TASK GOAL: Where a line in the listing below contains the word "être", copy that line.
Begin EXERCISE INPUT
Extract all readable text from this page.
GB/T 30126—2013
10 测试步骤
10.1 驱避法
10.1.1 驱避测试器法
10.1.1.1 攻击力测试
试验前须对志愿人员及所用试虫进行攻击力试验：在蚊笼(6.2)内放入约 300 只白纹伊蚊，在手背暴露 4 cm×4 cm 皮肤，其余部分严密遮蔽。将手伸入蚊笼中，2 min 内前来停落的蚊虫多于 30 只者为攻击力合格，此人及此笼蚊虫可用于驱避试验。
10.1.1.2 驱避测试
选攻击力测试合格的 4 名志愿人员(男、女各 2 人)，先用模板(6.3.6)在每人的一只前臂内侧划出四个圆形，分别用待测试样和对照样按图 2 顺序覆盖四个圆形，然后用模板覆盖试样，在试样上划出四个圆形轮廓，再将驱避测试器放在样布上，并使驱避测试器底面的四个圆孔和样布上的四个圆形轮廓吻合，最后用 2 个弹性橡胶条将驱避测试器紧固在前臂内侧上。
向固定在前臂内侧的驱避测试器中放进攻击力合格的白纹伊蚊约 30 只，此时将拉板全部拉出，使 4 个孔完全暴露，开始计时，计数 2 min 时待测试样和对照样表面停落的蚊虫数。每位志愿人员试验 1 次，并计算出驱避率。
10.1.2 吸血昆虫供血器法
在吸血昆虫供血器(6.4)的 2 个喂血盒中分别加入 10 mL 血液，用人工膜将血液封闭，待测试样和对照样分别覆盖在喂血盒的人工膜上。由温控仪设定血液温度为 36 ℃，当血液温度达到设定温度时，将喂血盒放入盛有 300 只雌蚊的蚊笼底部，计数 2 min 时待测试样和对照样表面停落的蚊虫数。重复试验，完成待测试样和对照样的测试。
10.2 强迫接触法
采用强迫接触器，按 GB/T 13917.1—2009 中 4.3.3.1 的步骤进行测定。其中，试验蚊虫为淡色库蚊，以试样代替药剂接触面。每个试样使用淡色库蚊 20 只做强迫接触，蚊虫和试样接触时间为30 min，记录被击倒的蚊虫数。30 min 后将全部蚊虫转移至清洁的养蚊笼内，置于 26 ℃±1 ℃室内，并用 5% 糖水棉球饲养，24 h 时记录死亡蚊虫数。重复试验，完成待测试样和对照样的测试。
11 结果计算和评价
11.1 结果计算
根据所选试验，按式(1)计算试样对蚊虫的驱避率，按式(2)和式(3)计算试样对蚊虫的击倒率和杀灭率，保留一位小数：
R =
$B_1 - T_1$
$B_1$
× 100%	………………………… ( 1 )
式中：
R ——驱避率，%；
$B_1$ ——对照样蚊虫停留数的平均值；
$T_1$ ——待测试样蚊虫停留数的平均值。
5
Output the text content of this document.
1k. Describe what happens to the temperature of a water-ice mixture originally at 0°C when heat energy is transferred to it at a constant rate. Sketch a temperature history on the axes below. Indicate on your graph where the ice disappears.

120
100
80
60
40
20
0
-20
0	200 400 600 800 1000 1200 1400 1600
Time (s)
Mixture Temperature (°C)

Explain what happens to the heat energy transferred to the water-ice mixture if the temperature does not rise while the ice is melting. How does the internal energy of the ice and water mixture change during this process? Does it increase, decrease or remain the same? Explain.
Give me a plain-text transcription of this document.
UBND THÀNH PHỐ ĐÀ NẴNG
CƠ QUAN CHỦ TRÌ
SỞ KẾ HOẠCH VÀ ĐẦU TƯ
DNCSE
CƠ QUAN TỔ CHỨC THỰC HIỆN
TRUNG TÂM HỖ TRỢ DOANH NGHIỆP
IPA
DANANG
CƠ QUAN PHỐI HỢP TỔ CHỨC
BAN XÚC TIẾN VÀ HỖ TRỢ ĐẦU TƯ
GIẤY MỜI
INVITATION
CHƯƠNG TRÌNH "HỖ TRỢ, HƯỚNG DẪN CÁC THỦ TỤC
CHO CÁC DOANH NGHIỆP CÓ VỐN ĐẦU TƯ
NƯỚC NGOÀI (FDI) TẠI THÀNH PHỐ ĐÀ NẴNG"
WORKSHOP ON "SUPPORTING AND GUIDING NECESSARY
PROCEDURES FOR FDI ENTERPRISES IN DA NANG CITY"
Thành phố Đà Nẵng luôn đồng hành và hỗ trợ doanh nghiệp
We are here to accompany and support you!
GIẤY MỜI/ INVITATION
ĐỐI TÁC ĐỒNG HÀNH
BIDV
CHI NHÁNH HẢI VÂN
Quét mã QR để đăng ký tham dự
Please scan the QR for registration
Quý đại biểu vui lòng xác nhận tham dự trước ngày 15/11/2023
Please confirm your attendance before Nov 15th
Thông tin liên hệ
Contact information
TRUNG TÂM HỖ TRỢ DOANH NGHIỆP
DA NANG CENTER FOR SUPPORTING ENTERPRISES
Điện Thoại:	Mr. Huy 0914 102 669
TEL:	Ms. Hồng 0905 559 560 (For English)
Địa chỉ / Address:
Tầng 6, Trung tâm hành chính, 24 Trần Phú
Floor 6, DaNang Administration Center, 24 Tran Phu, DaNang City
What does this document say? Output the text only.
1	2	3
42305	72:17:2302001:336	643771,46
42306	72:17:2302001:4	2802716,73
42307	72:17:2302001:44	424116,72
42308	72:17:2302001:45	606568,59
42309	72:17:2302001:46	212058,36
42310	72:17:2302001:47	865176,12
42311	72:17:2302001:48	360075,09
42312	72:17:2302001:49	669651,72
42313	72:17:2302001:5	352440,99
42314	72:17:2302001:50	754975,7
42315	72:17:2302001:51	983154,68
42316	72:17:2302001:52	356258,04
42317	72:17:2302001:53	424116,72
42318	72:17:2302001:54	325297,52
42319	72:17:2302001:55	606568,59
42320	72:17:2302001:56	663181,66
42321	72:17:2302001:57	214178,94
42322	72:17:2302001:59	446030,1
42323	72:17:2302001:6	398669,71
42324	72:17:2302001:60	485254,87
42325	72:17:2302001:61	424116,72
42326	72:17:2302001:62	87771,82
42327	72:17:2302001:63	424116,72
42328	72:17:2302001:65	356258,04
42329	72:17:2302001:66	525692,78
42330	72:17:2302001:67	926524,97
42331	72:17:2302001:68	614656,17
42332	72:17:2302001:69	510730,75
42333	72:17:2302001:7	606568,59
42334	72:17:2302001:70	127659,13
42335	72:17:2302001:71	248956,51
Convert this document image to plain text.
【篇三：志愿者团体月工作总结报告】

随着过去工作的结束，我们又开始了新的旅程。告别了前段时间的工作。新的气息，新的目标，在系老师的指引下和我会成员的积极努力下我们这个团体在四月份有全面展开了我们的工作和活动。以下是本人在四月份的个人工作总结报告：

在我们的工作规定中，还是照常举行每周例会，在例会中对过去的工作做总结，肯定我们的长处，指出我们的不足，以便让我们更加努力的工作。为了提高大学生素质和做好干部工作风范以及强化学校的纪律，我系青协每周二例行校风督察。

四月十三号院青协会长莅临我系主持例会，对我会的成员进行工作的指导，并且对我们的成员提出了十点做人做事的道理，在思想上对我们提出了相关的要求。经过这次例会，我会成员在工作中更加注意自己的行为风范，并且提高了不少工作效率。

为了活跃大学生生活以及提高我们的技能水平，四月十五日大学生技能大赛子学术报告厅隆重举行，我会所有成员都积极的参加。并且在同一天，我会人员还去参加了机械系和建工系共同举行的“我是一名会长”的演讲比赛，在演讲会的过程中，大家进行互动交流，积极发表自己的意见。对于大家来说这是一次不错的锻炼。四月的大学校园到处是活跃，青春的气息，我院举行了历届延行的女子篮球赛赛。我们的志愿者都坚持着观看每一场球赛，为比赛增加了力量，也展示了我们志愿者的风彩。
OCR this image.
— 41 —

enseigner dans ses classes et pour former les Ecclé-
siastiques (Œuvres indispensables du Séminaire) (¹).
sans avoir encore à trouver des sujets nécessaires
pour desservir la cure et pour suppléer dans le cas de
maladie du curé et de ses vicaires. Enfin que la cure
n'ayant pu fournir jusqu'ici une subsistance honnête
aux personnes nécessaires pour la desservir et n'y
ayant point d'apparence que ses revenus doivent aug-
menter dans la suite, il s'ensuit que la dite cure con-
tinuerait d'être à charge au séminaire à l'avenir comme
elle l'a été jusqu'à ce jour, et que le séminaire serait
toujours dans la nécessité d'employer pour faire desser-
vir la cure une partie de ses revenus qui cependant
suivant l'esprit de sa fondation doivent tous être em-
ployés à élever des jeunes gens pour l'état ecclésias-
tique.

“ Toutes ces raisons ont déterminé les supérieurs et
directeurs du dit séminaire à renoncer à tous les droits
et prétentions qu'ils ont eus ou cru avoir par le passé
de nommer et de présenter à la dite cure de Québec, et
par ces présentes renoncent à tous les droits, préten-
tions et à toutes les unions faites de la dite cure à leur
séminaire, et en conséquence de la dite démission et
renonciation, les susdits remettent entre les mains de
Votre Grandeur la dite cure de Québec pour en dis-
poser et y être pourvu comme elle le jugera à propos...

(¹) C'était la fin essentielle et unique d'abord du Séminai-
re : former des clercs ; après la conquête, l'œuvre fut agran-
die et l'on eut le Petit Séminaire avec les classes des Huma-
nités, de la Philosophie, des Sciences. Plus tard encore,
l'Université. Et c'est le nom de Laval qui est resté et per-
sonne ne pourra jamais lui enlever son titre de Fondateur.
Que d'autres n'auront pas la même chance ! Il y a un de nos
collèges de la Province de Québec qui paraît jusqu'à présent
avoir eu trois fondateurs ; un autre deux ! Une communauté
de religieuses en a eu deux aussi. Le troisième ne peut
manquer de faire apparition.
End EXERCISE INPUT
RESULT OF THIS TASK:
tinuerait d'être à charge au séminaire à l'avenir comme
suivant l'esprit de sa fondation doivent tous être em-
poser et y être pourvu comme elle le jugera à propos...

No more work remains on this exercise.